Data records:
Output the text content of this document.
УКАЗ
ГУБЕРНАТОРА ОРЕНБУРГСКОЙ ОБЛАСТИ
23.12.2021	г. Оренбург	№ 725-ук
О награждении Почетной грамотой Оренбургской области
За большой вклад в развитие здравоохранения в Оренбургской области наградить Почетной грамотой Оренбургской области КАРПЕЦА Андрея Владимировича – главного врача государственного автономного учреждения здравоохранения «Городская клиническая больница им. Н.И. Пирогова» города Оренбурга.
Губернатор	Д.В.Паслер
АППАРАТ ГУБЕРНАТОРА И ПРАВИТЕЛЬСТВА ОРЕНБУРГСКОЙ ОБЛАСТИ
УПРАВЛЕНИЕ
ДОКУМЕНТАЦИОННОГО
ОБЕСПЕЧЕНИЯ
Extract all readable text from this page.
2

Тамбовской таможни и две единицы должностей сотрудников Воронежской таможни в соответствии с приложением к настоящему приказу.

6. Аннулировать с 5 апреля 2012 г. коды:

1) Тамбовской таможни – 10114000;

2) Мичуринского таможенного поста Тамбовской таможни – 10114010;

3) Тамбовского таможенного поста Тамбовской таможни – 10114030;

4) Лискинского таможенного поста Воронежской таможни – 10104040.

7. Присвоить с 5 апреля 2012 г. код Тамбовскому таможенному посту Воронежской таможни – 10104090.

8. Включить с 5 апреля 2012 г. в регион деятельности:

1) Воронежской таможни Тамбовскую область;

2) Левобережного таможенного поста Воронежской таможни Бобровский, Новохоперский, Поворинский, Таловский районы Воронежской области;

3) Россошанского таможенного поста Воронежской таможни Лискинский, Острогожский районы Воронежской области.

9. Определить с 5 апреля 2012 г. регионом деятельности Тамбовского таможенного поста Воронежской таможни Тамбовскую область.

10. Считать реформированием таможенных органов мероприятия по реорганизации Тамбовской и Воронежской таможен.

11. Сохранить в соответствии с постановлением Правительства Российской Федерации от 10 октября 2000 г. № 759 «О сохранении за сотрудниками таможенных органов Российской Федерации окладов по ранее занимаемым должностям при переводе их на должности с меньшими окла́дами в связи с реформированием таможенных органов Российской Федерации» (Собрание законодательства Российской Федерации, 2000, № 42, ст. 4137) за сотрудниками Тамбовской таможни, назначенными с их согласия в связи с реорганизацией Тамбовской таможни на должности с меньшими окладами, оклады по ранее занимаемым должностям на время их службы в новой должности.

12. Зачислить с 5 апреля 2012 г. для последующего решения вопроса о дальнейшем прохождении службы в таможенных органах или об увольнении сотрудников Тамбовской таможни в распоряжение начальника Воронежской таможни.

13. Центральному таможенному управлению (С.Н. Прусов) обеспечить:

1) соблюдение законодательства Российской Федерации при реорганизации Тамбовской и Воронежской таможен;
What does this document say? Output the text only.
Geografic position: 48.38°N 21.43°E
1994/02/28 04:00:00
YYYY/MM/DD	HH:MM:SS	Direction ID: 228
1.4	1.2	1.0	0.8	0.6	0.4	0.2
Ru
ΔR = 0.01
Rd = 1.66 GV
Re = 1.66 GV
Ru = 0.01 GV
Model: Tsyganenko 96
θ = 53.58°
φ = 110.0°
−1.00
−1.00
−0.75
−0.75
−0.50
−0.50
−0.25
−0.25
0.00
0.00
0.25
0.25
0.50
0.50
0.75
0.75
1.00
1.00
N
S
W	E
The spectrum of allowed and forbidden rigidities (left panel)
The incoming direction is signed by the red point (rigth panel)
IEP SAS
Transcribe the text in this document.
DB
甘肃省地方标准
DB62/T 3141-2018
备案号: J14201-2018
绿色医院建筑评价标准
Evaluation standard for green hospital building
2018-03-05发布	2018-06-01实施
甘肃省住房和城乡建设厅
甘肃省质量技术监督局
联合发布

* [TASK STATEMENT]: List every line above containing the word "сотрудников".

* [RESULT]:
Тамбовской таможни и две единицы должностей сотрудников Воронежской таможни в соответствии с приложением к настоящему приказу.
12. Зачислить с 5 апреля 2012 г. для последующего решения вопроса о дальнейшем прохождении службы в таможенных органах или об увольнении сотрудников Тамбовской таможни в распоряжение начальника Воронежской таможни.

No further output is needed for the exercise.